* _TAREFA PROPOSTA_
Prossiga a redação do texto sobre as ideias de Zizek acerca do comunismo e do capitalismo, começando logo após a última frase apresentada.

* _TEXTO FORNECIDO_
▼▼▼
Ele afirma que, a todo momento, dizem que comunismo é algo impossível. “Cientistas discutem aperfeiçoamentos genéticos que podem nos dar a imortalidade. Outros falam do uso da telepatia para operar aparelhos. Não podemos deixar que nos digam que o queremos é impossível!”, diz.
Zizek cita o exemplo da China onde, segundo ele, foram proibidos livros, filmes, gibis e qualquer outra produção artística e cultural que sugira ou faça referência a realidades alternativas. “No Ocidente, não é preciso que nenhum governo proíba isso, nós encaramos a realidade como se ela só pudesse ser dessa forma”, analisa.
Capitalismo ético-social?
O capitalismo tem um enorme poder de absolver as críticas que recebe e de transformá-las em novas fontes de lucro, explica Zizek. “Hoje há uma espécie de capitalismo ‘ético-social’. Para você ficar com a consciência mais tranqüila, as grandes marcas dizem que 1% do valor do produto vai para crianças que passam fome ou para plantar mudas de árvores”, diz.
▲▲▲
* _TRECHOS DOS DADOS_
▼▼▼
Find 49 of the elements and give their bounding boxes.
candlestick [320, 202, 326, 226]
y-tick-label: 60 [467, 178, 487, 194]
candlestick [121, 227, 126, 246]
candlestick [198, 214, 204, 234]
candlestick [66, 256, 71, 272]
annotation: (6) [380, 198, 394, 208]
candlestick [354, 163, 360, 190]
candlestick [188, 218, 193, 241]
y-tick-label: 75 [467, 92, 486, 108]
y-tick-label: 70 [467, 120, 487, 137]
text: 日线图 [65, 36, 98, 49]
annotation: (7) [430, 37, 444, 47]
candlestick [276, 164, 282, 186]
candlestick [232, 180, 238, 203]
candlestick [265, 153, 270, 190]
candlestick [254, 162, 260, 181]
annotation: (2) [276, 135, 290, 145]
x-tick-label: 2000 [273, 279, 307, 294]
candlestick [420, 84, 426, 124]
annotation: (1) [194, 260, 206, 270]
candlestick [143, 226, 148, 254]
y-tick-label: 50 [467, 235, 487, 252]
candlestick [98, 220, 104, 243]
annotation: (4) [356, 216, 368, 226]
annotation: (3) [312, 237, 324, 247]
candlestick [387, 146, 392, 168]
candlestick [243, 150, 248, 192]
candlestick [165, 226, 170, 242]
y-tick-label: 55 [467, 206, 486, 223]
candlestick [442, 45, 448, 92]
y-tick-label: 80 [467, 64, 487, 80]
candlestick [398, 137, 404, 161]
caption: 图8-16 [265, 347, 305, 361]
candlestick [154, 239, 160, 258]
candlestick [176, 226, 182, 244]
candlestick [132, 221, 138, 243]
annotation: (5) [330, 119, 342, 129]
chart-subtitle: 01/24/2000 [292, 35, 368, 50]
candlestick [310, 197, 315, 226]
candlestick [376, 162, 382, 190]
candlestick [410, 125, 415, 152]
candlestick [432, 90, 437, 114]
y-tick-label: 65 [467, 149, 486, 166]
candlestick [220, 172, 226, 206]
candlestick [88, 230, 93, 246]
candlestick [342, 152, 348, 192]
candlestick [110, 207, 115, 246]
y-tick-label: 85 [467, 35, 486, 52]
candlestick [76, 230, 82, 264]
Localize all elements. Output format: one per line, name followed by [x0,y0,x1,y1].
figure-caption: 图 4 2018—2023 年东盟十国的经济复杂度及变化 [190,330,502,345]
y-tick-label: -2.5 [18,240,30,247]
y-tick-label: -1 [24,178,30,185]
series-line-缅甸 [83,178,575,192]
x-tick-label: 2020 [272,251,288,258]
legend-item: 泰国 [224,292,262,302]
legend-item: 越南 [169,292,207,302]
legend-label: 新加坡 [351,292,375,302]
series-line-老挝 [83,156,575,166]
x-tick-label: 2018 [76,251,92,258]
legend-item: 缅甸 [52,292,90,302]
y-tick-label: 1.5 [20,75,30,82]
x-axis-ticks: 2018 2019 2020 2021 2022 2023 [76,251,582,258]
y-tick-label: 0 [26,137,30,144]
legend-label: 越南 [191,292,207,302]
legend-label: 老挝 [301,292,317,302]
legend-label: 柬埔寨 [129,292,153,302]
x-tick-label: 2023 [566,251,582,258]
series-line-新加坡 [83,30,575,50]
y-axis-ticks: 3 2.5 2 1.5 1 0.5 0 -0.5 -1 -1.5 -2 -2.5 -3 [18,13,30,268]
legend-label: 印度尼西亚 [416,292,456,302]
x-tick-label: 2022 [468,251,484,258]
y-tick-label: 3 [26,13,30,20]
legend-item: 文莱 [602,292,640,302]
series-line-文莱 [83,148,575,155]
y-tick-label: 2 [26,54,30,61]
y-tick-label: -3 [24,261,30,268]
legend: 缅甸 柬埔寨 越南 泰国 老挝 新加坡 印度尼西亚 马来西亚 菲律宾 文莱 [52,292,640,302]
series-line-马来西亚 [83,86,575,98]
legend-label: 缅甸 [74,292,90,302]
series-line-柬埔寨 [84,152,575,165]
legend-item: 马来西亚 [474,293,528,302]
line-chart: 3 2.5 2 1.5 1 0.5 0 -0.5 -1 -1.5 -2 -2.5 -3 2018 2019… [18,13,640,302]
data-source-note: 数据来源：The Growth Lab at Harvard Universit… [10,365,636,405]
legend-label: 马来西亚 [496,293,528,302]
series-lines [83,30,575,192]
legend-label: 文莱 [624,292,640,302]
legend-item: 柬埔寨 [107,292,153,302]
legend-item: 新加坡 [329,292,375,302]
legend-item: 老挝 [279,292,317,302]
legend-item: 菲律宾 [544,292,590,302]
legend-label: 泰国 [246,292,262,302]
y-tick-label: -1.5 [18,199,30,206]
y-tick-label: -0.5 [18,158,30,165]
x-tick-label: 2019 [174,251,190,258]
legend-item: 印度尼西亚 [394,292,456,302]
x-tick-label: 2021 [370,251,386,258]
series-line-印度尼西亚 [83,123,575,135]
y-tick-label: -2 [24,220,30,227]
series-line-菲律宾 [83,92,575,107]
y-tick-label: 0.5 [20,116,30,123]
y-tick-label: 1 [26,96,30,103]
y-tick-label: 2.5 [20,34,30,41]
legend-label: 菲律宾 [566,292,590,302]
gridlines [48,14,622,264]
▲▲▲
* _RESPOSTA DA TAREFA_
Ele esclarece que essa lógica é própria da filosofia norte-americana, que vende a ideia de que, assim, “estamos salvando o mundo”. E nos sentimos bem com isso.
Os problemas capitalistas estão sendo vistos como problemas morais, esclarece Zizek. Para ele, o problema disso é que, a partir desta visão, as pessoas comecem a acreditar que punições ou soluções morais são suficientes para resolver os problemas provocados pelo capitalismo.
“Vejam como o presidente (dos EUA, Barack) Obama tratou a questão do vazamento de petróleo no México. Um problema ambiental foi transformado em um problema legal. Discutiu-se o se a empresa teria de recompensar e de quanto seria essa multa. É ridículo tratar um caso desses como uma simples questão legal”, exemplifica.
A crise ambiental
Quando a preocupação com a degradação ambiental ganhou força, a mídia dizia que isso era coisa de comunista que estava arrumando uma desculpa para criticar o capitalismo, conta o filósofo. “Agora há um discurso mais ambíguo, os canais de comunicação dizem, por exemplo, que quando as camadas de gelo derreterem, vai ficar mais barato comprar os produtos chineses”, ironiza Zizek.
Para ele, há um “mecanismo de negação” em torno da questão ambiental. “Fala-se tanto da gravidade da natureza, de que o mundo pode acabar em um, dois anos, que isso amortiza a consciências das pessoas. Elas pensam: ‘Se eu falar muito nisso, talvez nada aconteça!’” ilustra o professor.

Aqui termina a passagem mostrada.